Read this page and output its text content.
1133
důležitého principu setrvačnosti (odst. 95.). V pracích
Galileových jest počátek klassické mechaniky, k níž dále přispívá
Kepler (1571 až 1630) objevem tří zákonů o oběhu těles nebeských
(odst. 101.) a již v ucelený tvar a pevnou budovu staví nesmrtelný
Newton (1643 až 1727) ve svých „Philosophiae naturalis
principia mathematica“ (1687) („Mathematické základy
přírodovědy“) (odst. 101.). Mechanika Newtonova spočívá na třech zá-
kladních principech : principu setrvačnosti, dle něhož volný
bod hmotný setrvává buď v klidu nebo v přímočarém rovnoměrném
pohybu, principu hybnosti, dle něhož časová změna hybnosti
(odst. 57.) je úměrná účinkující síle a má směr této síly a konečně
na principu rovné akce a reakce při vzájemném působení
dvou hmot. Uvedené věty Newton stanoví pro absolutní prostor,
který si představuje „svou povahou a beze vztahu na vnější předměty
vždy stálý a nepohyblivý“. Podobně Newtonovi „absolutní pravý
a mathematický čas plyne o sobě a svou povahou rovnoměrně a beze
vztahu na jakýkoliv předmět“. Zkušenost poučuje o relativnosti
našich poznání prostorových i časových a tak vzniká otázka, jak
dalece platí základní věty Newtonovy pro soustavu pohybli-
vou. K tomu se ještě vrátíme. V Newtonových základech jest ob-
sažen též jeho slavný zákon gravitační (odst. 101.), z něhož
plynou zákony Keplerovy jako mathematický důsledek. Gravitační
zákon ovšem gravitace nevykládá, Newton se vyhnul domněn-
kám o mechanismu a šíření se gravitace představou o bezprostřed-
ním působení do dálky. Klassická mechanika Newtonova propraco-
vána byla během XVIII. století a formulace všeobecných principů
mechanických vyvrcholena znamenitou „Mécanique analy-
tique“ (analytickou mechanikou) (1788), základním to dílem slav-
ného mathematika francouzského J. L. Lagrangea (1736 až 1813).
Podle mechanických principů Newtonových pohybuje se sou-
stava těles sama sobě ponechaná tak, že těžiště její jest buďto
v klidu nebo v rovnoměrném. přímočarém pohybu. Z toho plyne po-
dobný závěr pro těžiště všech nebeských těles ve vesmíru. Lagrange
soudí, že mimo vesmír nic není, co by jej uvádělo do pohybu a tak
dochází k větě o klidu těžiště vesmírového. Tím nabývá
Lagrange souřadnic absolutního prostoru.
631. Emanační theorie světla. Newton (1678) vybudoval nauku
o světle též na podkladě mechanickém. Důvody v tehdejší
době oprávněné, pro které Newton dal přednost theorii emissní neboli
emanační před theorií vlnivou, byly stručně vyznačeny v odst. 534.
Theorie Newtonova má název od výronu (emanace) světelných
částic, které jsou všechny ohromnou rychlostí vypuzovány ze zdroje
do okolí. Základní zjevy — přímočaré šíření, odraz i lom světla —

### What the exercise asks
Each record should come back exactly as written.

### Answer to this exercise
Read this page and output its text content.
1133
důležitého principu setrvačnosti (odst. 95.). V pracích
Galileových jest počátek klassické mechaniky, k níž dále přispívá
Kepler (1571 až 1630) objevem tří zákonů o oběhu těles nebeských
(odst. 101.) a již v ucelený tvar a pevnou budovu staví nesmrtelný
Newton (1643 až 1727) ve svých „Philosophiae naturalis
principia mathematica“ (1687) („Mathematické základy
přírodovědy“) (odst. 101.). Mechanika Newtonova spočívá na třech zá-
kladních principech : principu setrvačnosti, dle něhož volný
bod hmotný setrvává buď v klidu nebo v přímočarém rovnoměrném
pohybu, principu hybnosti, dle něhož časová změna hybnosti
(odst. 57.) je úměrná účinkující síle a má směr této síly a konečně
na principu rovné akce a reakce při vzájemném působení
dvou hmot. Uvedené věty Newton stanoví pro absolutní prostor,
který si představuje „svou povahou a beze vztahu na vnější předměty
vždy stálý a nepohyblivý“. Podobně Newtonovi „absolutní pravý
a mathematický čas plyne o sobě a svou povahou rovnoměrně a beze
vztahu na jakýkoliv předmět“. Zkušenost poučuje o relativnosti
našich poznání prostorových i časových a tak vzniká otázka, jak
dalece platí základní věty Newtonovy pro soustavu pohybli-
vou. K tomu se ještě vrátíme. V Newtonových základech jest ob-
sažen též jeho slavný zákon gravitační (odst. 101.), z něhož
plynou zákony Keplerovy jako mathematický důsledek. Gravitační
zákon ovšem gravitace nevykládá, Newton se vyhnul domněn-
kám o mechanismu a šíření se gravitace představou o bezprostřed-
ním působení do dálky. Klassická mechanika Newtonova propraco-
vána byla během XVIII. století a formulace všeobecných principů
mechanických vyvrcholena znamenitou „Mécanique analy-
tique“ (analytickou mechanikou) (1788), základním to dílem slav-
ného mathematika francouzského J. L. Lagrangea (1736 až 1813).
Podle mechanických principů Newtonových pohybuje se sou-
stava těles sama sobě ponechaná tak, že těžiště její jest buďto
v klidu nebo v rovnoměrném. přímočarém pohybu. Z toho plyne po-
dobný závěr pro těžiště všech nebeských těles ve vesmíru. Lagrange
soudí, že mimo vesmír nic není, co by jej uvádělo do pohybu a tak
dochází k větě o klidu těžiště vesmírového. Tím nabývá
Lagrange souřadnic absolutního prostoru.
631. Emanační theorie světla. Newton (1678) vybudoval nauku
o světle též na podkladě mechanickém. Důvody v tehdejší
době oprávněné, pro které Newton dal přednost theorii emissní neboli
emanační před theorií vlnivou, byly stručně vyznačeny v odst. 534.
Theorie Newtonova má název od výronu (emanace) světelných
částic, které jsou všechny ohromnou rychlostí vypuzovány ze zdroje
do okolí. Základní zjevy — přímočaré šíření, odraz i lom světla —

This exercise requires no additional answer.